[Some records]
+--

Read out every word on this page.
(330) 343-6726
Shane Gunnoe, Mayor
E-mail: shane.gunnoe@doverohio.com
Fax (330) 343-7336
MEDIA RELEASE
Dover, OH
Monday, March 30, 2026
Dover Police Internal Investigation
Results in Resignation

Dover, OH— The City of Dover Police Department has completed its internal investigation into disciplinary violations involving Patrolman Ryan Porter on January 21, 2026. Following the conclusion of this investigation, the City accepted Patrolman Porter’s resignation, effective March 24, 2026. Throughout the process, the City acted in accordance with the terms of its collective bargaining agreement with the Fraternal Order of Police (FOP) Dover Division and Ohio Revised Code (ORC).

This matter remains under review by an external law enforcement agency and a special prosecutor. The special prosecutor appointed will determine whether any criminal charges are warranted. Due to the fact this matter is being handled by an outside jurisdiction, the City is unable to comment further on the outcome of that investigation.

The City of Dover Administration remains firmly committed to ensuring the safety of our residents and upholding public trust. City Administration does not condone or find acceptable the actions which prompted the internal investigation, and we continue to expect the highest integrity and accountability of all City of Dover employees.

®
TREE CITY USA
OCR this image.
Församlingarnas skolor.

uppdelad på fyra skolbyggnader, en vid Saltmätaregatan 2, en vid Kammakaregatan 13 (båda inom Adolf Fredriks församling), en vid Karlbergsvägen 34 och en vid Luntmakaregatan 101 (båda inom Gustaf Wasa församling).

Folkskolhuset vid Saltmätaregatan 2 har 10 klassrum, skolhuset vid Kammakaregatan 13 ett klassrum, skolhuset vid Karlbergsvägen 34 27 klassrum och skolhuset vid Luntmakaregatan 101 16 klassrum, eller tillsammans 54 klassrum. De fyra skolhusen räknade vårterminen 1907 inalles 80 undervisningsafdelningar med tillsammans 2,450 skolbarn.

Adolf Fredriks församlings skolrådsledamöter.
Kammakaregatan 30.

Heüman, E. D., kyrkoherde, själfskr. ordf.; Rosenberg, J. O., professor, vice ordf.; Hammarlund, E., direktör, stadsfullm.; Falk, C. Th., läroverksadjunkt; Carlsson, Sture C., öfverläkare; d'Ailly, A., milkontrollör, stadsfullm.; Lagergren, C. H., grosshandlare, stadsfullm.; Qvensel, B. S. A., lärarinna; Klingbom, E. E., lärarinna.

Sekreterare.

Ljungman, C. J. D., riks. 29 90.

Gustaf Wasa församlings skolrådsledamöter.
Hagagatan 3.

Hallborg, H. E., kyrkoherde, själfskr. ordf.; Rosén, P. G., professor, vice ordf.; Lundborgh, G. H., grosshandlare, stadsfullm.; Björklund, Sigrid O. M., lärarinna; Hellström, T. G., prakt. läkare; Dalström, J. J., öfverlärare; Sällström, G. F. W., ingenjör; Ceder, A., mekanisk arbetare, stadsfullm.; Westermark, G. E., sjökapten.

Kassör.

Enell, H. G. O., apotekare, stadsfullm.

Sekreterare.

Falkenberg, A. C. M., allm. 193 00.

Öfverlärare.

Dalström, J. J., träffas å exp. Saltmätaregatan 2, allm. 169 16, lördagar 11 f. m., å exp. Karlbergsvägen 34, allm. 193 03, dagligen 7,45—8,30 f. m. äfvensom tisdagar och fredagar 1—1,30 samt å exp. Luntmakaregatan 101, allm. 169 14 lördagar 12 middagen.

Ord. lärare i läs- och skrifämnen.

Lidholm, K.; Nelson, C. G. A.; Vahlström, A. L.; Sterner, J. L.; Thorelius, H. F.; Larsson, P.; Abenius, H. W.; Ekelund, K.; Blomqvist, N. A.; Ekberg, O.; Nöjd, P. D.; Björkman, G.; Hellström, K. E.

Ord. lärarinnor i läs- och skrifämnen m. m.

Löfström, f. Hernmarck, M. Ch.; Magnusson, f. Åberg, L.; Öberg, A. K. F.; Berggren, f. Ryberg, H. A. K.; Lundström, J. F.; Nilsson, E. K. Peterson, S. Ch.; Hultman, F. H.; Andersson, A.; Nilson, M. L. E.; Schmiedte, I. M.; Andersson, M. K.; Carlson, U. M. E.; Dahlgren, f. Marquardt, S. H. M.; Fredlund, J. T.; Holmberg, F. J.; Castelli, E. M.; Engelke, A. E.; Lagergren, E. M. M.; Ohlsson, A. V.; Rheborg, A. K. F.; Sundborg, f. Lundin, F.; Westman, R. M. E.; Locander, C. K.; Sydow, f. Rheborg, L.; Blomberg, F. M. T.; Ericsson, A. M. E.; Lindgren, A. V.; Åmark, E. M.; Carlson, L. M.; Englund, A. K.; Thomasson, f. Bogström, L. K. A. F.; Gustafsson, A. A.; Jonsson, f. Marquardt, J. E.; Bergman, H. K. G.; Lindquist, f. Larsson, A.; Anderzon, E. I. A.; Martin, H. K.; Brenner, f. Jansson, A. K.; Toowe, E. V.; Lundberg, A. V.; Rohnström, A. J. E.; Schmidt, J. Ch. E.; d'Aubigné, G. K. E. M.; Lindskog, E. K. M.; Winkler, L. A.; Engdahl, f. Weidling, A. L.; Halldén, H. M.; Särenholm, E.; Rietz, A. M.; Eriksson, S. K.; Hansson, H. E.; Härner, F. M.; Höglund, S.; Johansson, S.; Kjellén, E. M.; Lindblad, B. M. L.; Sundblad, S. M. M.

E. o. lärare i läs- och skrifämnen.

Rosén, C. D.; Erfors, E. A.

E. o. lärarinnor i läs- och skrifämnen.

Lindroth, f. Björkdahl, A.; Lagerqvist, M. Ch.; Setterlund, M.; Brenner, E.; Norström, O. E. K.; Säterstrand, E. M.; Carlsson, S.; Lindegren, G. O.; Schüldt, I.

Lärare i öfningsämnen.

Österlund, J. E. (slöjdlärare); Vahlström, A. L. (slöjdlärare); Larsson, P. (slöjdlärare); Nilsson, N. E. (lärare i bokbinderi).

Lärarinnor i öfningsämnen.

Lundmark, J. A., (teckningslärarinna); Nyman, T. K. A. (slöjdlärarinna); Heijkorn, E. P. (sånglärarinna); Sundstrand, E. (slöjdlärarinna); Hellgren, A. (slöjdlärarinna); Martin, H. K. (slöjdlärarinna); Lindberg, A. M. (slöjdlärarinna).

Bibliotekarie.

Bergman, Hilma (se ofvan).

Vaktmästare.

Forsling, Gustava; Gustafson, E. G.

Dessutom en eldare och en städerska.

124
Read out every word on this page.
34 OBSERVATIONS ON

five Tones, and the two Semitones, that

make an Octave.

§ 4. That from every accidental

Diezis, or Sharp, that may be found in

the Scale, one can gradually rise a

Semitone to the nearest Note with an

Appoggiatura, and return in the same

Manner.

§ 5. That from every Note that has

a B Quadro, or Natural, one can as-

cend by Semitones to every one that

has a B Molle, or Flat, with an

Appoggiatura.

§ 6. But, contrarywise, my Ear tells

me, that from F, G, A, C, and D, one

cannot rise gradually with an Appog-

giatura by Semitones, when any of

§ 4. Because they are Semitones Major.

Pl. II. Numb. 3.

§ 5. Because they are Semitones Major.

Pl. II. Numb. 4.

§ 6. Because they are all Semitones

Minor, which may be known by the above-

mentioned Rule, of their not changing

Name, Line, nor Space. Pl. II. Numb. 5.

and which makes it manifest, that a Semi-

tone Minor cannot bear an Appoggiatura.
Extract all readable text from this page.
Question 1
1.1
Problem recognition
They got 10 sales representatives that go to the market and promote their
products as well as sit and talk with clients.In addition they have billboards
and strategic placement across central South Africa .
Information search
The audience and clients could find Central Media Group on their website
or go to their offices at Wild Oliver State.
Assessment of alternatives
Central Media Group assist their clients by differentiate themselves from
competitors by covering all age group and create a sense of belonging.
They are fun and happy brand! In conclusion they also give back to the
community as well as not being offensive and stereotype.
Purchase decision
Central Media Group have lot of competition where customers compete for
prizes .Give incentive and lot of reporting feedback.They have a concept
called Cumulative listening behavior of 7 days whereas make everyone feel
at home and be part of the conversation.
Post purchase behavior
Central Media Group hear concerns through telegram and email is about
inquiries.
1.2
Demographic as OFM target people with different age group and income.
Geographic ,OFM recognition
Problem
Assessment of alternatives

+--

Repeat word for word every line from the one that holds "Extract all readable text from this page." to the end. Both ends count.

SOLUTION BELOW:
Extract all readable text from this page.
Question 1
1.1
Problem recognition
They got 10 sales representatives that go to the market and promote their
products as well as sit and talk with clients.In addition they have billboards
and strategic placement across central South Africa .
Information search
The audience and clients could find Central Media Group on their website
or go to their offices at Wild Oliver State.
Assessment of alternatives
Central Media Group assist their clients by differentiate themselves from
competitors by covering all age group and create a sense of belonging.
They are fun and happy brand! In conclusion they also give back to the
community as well as not being offensive and stereotype.
Purchase decision
Central Media Group have lot of competition where customers compete for
prizes .Give incentive and lot of reporting feedback.They have a concept
called Cumulative listening behavior of 7 days whereas make everyone feel
at home and be part of the conversation.
Post purchase behavior
Central Media Group hear concerns through telegram and email is about
inquiries.
1.2
Demographic as OFM target people with different age group and income.
Geographic ,OFM recognition
Problem
Assessment of alternatives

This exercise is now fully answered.